— START Data listing —
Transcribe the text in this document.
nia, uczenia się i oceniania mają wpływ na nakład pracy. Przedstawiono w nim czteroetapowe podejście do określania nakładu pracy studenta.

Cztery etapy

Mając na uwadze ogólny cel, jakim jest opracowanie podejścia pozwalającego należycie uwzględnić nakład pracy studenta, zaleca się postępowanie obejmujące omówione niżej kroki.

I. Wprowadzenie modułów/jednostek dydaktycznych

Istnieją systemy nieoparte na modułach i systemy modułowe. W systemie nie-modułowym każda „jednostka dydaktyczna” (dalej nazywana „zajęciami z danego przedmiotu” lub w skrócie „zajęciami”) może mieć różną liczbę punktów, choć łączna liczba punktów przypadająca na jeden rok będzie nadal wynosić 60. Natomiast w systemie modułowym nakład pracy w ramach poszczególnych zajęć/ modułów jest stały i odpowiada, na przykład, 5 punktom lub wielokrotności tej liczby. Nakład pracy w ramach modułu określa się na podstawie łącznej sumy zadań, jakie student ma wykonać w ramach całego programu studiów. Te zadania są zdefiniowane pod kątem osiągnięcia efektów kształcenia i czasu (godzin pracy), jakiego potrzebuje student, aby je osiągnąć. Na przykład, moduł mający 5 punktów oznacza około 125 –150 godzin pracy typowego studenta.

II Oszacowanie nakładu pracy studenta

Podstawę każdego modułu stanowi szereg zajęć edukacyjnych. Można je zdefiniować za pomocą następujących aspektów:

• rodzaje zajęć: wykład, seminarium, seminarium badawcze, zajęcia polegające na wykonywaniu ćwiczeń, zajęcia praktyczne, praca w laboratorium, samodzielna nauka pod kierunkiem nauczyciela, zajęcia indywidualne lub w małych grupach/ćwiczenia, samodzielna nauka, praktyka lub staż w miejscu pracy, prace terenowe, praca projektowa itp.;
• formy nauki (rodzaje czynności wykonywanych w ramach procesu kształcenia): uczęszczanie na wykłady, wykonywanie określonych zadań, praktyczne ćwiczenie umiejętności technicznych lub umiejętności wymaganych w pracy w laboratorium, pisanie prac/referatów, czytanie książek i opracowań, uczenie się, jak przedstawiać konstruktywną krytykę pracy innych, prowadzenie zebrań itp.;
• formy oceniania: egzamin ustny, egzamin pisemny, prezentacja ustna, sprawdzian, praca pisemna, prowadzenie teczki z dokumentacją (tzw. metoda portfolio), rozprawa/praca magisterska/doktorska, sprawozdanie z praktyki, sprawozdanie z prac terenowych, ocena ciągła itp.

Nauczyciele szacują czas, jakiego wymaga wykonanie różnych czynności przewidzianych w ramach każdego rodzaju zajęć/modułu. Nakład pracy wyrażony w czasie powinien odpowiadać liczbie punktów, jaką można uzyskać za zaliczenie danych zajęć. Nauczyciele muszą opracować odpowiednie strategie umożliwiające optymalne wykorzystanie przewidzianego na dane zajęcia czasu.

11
— END Data listing —
What to do
Collect each line containing the string "oceniania".

Task solution
nia, uczenia się i oceniania mają wpływ na nakład pracy. Przedstawiono w nim czteroetapowe podejście do określania nakładu pracy studenta.
• formy oceniania: egzamin ustny, egzamin pisemny, prezentacja ustna, sprawdzian, praca pisemna, prowadzenie teczki z dokumentacją (tzw. metoda portfolio), rozprawa/praca magisterska/doktorska, sprawozdanie z praktyki, sprawozdanie z prac terenowych, ocena ciągła itp.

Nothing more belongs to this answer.